# Goal of the exercise
Repeat the listing in full, preserving every character.

# Data excerpts
________________________

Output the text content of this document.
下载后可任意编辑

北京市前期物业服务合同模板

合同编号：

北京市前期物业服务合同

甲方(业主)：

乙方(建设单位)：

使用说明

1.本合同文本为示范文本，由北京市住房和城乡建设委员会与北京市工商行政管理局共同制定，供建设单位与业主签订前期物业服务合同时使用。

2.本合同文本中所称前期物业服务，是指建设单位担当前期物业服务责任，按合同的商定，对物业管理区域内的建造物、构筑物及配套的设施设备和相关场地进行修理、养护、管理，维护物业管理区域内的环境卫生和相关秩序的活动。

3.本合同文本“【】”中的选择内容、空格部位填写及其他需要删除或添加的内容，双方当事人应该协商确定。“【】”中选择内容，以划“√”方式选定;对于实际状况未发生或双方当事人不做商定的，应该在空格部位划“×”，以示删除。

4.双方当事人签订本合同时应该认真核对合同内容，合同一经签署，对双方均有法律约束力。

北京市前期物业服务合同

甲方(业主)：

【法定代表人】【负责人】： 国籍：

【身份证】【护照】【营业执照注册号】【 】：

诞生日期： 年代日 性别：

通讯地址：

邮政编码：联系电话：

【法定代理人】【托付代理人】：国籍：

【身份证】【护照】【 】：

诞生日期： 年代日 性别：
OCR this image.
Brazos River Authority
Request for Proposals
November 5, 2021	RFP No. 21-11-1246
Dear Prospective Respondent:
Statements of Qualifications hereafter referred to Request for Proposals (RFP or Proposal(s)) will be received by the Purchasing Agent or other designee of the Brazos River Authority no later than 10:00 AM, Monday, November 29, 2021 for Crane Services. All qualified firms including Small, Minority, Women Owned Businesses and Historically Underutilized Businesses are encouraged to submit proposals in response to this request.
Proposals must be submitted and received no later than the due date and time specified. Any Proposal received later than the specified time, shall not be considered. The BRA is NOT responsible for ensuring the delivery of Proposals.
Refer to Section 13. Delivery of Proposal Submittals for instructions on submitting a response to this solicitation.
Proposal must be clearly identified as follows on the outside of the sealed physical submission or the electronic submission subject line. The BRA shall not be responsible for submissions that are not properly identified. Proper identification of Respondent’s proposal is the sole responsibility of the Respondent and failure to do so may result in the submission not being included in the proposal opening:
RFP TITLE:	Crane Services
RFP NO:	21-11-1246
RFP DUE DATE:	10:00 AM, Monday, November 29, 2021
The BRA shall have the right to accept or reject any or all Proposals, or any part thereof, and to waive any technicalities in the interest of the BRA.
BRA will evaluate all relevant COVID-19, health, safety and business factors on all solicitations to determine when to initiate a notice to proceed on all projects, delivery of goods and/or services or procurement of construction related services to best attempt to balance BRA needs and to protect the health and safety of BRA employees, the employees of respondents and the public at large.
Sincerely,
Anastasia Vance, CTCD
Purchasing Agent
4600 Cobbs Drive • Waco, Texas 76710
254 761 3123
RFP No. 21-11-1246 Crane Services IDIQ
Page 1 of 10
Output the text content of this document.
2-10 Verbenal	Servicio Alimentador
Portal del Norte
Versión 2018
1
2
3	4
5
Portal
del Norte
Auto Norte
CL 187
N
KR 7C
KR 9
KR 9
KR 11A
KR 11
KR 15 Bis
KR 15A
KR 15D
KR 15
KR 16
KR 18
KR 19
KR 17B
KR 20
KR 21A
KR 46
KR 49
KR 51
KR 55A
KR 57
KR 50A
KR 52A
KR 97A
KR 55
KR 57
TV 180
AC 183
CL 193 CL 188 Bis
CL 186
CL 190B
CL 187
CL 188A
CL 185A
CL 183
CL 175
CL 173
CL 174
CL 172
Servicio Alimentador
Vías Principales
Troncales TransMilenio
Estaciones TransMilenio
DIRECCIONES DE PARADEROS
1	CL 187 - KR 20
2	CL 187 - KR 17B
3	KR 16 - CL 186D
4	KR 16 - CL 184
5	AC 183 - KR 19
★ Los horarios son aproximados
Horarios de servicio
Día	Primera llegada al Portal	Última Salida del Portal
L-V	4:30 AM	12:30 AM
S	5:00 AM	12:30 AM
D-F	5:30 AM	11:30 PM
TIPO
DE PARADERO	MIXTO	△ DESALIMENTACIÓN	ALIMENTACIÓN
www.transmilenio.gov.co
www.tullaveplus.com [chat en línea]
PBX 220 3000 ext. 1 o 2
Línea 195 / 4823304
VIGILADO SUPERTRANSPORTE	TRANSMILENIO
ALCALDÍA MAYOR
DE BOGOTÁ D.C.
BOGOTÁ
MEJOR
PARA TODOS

________________________

# Exercise output
Output the text content of this document.
下载后可任意编辑

北京市前期物业服务合同模板

合同编号：

北京市前期物业服务合同

甲方(业主)：

乙方(建设单位)：

使用说明

1.本合同文本为示范文本，由北京市住房和城乡建设委员会与北京市工商行政管理局共同制定，供建设单位与业主签订前期物业服务合同时使用。

2.本合同文本中所称前期物业服务，是指建设单位担当前期物业服务责任，按合同的商定，对物业管理区域内的建造物、构筑物及配套的设施设备和相关场地进行修理、养护、管理，维护物业管理区域内的环境卫生和相关秩序的活动。

3.本合同文本“【】”中的选择内容、空格部位填写及其他需要删除或添加的内容，双方当事人应该协商确定。“【】”中选择内容，以划“√”方式选定;对于实际状况未发生或双方当事人不做商定的，应该在空格部位划“×”，以示删除。

4.双方当事人签订本合同时应该认真核对合同内容，合同一经签署，对双方均有法律约束力。

北京市前期物业服务合同

甲方(业主)：

【法定代表人】【负责人】： 国籍：

【身份证】【护照】【营业执照注册号】【 】：

诞生日期： 年代日 性别：

通讯地址：

邮政编码：联系电话：

【法定代理人】【托付代理人】：国籍：

【身份证】【护照】【 】：

诞生日期： 年代日 性别：
OCR this image.
Brazos River Authority
Request for Proposals
November 5, 2021	RFP No. 21-11-1246
Dear Prospective Respondent:
Statements of Qualifications hereafter referred to Request for Proposals (RFP or Proposal(s)) will be received by the Purchasing Agent or other designee of the Brazos River Authority no later than 10:00 AM, Monday, November 29, 2021 for Crane Services. All qualified firms including Small, Minority, Women Owned Businesses and Historically Underutilized Businesses are encouraged to submit proposals in response to this request.
Proposals must be submitted and received no later than the due date and time specified. Any Proposal received later than the specified time, shall not be considered. The BRA is NOT responsible for ensuring the delivery of Proposals.
Refer to Section 13. Delivery of Proposal Submittals for instructions on submitting a response to this solicitation.
Proposal must be clearly identified as follows on the outside of the sealed physical submission or the electronic submission subject line. The BRA shall not be responsible for submissions that are not properly identified. Proper identification of Respondent’s proposal is the sole responsibility of the Respondent and failure to do so may result in the submission not being included in the proposal opening:
RFP TITLE:	Crane Services
RFP NO:	21-11-1246
RFP DUE DATE:	10:00 AM, Monday, November 29, 2021
The BRA shall have the right to accept or reject any or all Proposals, or any part thereof, and to waive any technicalities in the interest of the BRA.
BRA will evaluate all relevant COVID-19, health, safety and business factors on all solicitations to determine when to initiate a notice to proceed on all projects, delivery of goods and/or services or procurement of construction related services to best attempt to balance BRA needs and to protect the health and safety of BRA employees, the employees of respondents and the public at large.
Sincerely,
Anastasia Vance, CTCD
Purchasing Agent
4600 Cobbs Drive • Waco, Texas 76710
254 761 3123
RFP No. 21-11-1246 Crane Services IDIQ
Page 1 of 10
Output the text content of this document.
2-10 Verbenal	Servicio Alimentador
Portal del Norte
Versión 2018
1
2
3	4
5
Portal
del Norte
Auto Norte
CL 187
N
KR 7C
KR 9
KR 9
KR 11A
KR 11
KR 15 Bis
KR 15A
KR 15D
KR 15
KR 16
KR 18
KR 19
KR 17B
KR 20
KR 21A
KR 46
KR 49
KR 51
KR 55A
KR 57
KR 50A
KR 52A
KR 97A
KR 55
KR 57
TV 180
AC 183
CL 193 CL 188 Bis
CL 186
CL 190B
CL 187
CL 188A
CL 185A
CL 183
CL 175
CL 173
CL 174
CL 172
Servicio Alimentador
Vías Principales
Troncales TransMilenio
Estaciones TransMilenio
DIRECCIONES DE PARADEROS
1	CL 187 - KR 20
2	CL 187 - KR 17B
3	KR 16 - CL 186D
4	KR 16 - CL 184
5	AC 183 - KR 19
★ Los horarios son aproximados
Horarios de servicio
Día	Primera llegada al Portal	Última Salida del Portal
L-V	4:30 AM	12:30 AM
S	5:00 AM	12:30 AM
D-F	5:30 AM	11:30 PM
TIPO
DE PARADERO	MIXTO	△ DESALIMENTACIÓN	ALIMENTACIÓN
www.transmilenio.gov.co
www.tullaveplus.com [chat en línea]
PBX 220 3000 ext. 1 o 2
Línea 195 / 4823304
VIGILADO SUPERTRANSPORTE	TRANSMILENIO
ALCALDÍA MAYOR
DE BOGOTÁ D.C.
BOGOTÁ
MEJOR
PARA TODOS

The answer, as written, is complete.